WHAT YOU WILL DO: Reproduce all lines of the listing below in which the word "Read" occurs.

THE RECORDS:
○ ○ ○ ○ ○
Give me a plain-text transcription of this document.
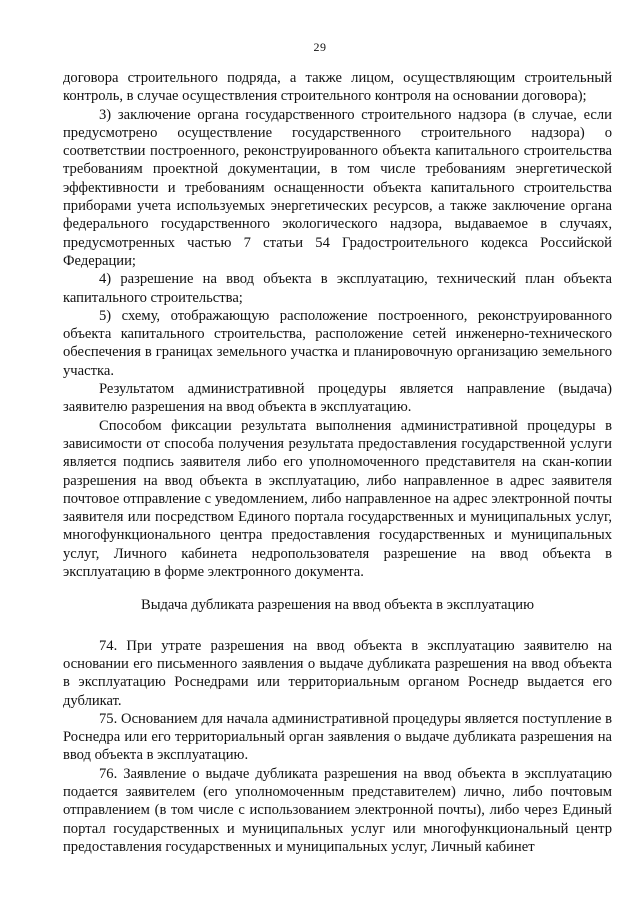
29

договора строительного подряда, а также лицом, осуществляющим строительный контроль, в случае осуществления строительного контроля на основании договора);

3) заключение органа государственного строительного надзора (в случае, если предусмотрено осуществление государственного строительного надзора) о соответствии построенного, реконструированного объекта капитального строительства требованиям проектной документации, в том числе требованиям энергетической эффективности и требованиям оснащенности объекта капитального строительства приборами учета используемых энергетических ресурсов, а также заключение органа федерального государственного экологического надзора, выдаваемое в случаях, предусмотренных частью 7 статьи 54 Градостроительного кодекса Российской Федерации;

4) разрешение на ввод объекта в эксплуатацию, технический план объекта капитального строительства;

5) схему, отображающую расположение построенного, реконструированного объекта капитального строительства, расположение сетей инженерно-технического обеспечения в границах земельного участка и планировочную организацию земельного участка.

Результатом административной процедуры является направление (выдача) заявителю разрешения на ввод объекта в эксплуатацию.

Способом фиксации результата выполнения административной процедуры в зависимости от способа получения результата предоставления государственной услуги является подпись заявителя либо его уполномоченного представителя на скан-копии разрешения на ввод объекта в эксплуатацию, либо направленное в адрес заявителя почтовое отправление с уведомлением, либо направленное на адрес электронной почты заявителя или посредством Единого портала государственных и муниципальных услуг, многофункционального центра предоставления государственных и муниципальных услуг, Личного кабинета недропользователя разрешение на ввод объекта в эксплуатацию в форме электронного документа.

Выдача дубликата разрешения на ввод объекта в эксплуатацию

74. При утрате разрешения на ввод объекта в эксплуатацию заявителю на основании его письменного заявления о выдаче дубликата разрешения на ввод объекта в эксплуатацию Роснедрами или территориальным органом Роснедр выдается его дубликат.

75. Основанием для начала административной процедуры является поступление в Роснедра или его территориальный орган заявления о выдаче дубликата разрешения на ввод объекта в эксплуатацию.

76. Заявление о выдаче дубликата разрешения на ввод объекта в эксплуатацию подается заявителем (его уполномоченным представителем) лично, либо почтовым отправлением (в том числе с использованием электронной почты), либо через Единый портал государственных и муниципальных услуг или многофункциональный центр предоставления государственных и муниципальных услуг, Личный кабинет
○ ○ ○ ○ ○
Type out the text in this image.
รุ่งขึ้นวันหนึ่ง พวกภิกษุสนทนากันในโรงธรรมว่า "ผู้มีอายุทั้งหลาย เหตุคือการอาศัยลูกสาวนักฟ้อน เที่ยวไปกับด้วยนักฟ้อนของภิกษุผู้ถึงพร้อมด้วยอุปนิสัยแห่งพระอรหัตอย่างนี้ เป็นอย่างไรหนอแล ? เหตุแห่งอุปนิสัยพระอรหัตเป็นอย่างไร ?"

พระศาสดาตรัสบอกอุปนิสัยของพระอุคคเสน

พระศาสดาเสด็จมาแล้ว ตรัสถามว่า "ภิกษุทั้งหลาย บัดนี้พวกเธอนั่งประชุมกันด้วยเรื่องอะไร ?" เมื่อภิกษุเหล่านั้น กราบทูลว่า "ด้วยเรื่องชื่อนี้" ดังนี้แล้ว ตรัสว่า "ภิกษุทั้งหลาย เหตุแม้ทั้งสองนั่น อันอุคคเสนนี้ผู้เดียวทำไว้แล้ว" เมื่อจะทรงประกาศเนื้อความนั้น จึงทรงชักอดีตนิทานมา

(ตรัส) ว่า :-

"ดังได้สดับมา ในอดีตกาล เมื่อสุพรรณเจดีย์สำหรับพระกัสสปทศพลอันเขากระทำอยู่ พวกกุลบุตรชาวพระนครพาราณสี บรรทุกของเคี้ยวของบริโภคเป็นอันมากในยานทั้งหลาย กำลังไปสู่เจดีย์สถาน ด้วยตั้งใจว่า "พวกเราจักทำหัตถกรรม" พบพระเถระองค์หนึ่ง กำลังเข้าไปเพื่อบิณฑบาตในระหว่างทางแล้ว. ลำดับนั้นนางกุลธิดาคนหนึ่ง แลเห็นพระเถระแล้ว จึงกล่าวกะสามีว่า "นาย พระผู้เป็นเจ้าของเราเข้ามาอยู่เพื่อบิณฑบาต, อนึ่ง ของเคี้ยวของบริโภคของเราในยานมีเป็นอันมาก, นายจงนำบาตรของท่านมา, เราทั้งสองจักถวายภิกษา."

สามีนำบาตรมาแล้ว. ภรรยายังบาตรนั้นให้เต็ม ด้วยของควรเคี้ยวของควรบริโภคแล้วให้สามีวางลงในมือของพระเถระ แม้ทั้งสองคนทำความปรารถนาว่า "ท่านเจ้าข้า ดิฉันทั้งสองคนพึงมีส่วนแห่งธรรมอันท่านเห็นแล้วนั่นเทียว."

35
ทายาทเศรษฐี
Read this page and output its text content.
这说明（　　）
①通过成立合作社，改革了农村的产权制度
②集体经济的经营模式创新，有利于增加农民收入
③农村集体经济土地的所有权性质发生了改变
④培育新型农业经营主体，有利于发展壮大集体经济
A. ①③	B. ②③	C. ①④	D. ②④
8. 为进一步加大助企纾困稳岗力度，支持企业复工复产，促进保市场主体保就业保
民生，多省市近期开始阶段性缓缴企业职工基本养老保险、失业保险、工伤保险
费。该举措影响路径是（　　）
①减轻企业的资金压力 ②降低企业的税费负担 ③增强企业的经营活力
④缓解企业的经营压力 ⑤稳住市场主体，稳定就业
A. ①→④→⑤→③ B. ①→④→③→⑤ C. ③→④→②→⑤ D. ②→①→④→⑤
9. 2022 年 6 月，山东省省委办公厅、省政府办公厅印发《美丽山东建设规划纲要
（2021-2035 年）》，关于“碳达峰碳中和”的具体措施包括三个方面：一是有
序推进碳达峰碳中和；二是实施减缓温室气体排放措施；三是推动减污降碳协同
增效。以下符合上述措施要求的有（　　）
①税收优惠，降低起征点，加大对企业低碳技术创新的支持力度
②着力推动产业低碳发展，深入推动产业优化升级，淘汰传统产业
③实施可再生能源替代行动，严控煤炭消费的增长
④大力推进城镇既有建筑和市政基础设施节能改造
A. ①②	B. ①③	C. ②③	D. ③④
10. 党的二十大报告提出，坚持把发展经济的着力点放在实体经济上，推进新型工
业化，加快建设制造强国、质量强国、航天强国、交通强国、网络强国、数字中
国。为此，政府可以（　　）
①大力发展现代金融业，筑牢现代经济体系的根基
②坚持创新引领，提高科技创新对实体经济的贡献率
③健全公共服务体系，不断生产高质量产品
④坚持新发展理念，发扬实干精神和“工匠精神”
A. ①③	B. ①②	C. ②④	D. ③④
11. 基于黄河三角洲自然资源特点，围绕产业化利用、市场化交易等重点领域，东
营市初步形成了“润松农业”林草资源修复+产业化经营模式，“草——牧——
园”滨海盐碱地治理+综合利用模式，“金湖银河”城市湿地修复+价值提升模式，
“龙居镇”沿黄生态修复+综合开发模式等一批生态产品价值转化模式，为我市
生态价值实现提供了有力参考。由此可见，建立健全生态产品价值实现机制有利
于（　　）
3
○ ○ ○ ○ ○
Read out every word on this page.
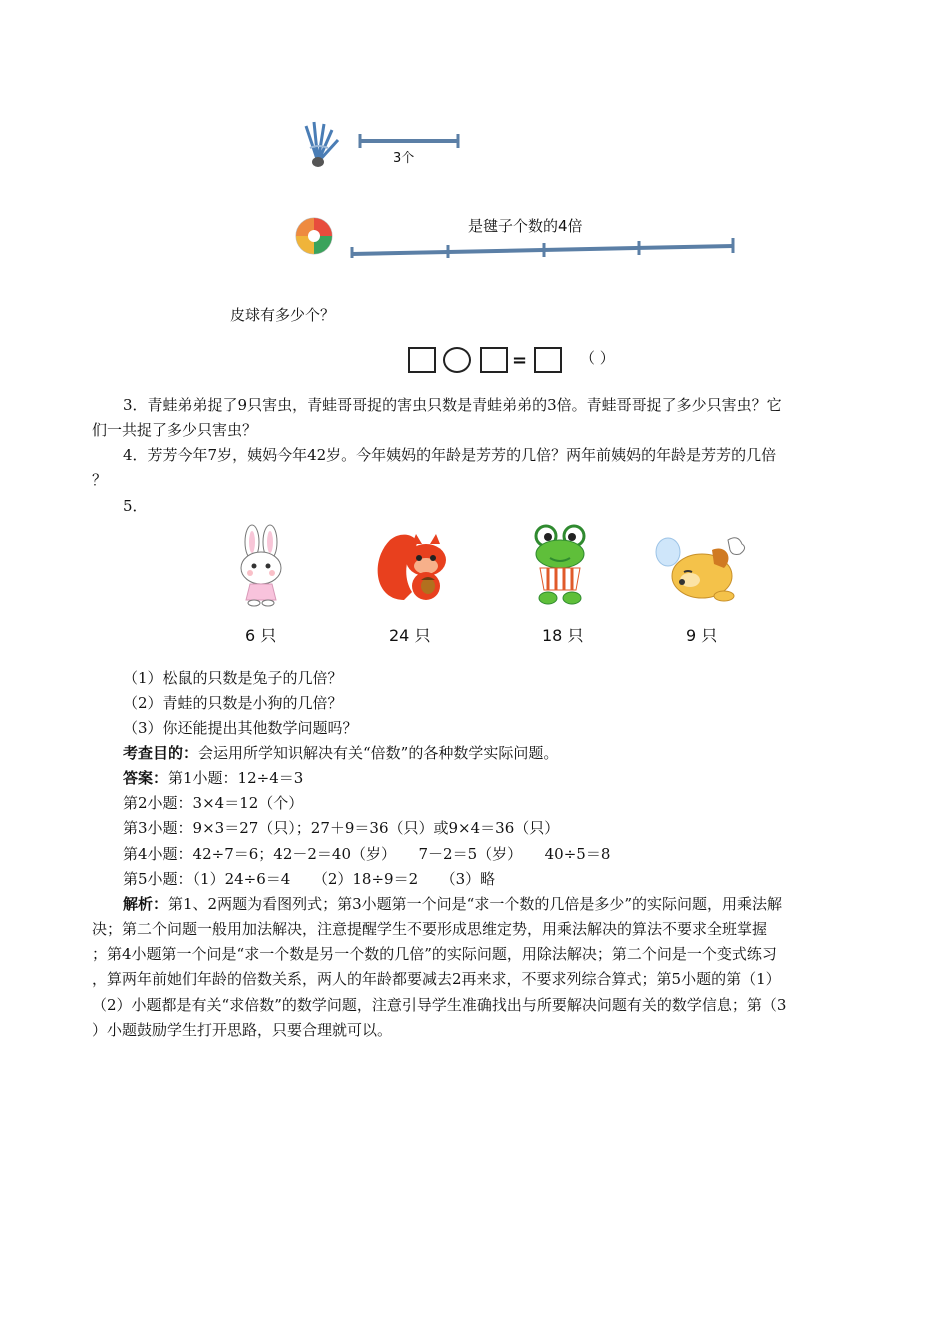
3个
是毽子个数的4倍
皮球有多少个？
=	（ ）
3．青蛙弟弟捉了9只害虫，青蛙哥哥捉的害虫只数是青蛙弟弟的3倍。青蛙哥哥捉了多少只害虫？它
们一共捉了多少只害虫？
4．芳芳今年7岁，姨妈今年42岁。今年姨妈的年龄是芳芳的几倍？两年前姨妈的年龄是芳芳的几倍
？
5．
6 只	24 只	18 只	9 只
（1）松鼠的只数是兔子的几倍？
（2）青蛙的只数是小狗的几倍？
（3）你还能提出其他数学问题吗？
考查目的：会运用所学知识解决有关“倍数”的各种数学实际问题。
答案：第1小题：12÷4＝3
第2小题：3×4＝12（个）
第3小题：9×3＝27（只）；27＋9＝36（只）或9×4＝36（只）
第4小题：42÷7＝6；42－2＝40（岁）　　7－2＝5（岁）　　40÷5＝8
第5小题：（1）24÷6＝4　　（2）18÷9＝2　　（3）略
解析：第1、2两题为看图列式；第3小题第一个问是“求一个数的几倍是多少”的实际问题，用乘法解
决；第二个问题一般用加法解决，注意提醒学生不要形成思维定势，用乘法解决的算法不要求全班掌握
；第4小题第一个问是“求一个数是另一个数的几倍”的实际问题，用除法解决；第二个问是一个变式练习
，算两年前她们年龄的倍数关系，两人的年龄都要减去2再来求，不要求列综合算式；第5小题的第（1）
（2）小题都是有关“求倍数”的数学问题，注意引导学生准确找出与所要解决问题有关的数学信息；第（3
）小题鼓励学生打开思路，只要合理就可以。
○ ○ ○ ○ ○
TASK RESULT:
Read this page and output its text content.
Read out every word on this page.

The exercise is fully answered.